Each line that contains the word "seconds" counts once; give the total for the records below and nothing else.

--- start SUPPLIED RECORDS ---

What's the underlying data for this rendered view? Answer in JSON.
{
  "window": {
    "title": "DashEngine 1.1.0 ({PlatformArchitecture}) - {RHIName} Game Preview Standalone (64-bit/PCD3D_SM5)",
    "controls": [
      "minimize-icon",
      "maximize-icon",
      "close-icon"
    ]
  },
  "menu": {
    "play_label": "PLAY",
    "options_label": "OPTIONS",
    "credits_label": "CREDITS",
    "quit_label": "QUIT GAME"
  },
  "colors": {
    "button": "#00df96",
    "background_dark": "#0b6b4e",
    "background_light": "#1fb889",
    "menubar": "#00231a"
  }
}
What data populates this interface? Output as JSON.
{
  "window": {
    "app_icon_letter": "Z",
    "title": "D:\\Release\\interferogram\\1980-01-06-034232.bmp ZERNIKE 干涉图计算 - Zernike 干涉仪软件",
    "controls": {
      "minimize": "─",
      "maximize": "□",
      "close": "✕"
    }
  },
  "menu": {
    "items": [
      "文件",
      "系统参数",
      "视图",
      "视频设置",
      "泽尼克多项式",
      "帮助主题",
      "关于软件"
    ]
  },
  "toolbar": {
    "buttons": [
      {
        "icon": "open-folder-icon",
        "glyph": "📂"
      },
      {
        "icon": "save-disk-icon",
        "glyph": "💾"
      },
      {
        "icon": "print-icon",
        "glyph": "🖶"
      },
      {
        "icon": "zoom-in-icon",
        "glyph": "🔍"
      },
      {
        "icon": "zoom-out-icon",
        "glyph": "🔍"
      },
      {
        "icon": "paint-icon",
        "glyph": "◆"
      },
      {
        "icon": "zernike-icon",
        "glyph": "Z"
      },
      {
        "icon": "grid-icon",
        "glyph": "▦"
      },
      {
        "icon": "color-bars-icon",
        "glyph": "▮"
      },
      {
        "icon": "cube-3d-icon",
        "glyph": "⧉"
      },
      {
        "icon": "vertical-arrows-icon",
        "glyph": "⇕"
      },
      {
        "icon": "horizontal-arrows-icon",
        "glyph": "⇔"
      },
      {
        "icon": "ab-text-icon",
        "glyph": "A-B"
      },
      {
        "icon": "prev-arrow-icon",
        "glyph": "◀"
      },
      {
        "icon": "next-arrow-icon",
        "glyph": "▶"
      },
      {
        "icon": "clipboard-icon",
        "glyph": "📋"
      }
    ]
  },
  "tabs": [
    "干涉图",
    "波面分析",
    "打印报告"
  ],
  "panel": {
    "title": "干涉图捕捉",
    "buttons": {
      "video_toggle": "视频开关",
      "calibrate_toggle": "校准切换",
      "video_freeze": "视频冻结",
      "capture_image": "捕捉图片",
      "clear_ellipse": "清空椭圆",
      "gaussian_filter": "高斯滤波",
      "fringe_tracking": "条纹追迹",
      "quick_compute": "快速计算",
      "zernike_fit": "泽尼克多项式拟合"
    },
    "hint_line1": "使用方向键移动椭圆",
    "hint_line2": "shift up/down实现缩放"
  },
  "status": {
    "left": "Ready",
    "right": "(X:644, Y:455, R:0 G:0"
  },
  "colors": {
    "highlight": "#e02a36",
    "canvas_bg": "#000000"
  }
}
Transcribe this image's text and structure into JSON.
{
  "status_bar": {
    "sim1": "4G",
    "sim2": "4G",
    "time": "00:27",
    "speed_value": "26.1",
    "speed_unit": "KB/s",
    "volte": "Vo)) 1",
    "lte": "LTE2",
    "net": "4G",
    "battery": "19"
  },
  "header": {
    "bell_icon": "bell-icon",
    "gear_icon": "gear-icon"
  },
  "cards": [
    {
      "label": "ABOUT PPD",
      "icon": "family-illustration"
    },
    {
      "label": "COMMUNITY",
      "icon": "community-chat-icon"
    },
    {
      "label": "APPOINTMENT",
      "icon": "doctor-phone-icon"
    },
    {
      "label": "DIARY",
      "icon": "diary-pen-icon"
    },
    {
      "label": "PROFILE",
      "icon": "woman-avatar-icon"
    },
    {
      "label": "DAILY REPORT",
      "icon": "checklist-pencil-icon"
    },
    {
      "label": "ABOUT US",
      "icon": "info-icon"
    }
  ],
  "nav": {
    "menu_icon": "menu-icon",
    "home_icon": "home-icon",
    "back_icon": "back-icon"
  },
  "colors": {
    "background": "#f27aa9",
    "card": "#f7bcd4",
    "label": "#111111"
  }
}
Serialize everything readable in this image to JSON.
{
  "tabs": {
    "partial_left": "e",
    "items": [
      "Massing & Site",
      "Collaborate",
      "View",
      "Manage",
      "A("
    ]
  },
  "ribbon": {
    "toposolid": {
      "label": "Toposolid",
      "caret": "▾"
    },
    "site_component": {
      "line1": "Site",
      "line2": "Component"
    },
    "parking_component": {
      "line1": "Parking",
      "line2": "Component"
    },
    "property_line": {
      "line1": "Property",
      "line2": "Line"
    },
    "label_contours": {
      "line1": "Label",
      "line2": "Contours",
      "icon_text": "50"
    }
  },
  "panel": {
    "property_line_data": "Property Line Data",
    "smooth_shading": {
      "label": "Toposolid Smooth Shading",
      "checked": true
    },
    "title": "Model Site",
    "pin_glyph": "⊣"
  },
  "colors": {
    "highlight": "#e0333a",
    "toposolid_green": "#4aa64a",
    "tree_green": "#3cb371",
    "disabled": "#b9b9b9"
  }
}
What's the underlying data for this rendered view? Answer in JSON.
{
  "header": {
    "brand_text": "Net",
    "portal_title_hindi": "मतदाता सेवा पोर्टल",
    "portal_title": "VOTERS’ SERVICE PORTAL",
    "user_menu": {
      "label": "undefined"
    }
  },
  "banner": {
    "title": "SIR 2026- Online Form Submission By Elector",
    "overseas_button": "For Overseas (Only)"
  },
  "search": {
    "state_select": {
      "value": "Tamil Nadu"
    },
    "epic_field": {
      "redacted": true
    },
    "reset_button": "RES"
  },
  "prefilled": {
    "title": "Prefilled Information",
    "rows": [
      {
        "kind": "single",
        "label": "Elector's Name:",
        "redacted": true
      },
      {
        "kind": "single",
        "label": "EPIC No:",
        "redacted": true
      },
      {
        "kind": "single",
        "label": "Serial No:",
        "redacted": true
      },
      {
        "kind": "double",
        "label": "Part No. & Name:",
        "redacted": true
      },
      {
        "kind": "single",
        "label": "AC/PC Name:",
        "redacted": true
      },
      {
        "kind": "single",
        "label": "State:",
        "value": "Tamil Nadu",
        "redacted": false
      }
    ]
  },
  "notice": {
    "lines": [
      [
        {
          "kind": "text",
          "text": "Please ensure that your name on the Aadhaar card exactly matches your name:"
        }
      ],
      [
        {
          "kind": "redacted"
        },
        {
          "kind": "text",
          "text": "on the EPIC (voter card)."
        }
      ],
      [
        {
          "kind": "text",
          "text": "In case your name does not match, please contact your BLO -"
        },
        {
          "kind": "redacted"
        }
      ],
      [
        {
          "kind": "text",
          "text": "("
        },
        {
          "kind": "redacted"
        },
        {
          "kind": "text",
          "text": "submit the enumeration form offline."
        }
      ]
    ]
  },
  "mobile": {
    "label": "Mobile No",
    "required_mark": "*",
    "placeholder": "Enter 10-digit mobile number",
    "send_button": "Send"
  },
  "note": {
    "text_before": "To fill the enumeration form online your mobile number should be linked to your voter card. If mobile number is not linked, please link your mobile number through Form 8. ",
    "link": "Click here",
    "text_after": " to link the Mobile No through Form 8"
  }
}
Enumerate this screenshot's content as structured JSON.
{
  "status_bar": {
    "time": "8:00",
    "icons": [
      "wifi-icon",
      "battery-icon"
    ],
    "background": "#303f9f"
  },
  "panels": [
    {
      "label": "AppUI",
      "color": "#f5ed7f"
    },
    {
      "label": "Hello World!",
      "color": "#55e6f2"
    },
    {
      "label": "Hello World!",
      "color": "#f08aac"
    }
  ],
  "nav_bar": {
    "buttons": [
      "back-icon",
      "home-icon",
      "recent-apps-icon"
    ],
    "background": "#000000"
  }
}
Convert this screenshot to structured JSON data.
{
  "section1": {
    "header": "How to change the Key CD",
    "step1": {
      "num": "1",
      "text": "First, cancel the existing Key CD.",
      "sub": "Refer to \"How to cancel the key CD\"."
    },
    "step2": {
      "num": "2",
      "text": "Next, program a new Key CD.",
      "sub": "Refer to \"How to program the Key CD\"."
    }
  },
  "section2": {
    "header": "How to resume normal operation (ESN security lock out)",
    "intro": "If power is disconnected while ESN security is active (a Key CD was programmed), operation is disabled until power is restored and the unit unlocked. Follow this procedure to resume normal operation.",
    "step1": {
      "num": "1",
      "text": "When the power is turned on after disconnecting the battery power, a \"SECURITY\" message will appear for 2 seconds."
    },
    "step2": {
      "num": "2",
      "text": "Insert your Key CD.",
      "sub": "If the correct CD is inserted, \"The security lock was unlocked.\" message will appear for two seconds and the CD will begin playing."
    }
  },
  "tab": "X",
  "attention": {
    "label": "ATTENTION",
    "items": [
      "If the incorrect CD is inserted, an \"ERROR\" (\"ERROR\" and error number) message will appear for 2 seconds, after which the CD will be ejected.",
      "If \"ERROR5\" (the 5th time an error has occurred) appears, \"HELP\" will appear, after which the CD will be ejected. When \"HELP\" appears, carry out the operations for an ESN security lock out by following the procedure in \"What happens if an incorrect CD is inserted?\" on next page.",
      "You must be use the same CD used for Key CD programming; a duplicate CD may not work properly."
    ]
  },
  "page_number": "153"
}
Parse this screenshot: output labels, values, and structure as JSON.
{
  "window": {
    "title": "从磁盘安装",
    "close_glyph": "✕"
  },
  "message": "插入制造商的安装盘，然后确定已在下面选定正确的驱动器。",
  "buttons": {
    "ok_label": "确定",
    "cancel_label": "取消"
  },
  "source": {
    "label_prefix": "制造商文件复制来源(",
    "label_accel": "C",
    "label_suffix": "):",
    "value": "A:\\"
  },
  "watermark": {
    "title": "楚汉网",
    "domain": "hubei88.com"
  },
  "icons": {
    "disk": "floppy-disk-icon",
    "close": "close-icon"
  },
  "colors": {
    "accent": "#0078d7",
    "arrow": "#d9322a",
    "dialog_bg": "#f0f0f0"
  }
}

--- end SUPPLIED RECORDS ---

▶ THE RESPONSE: 3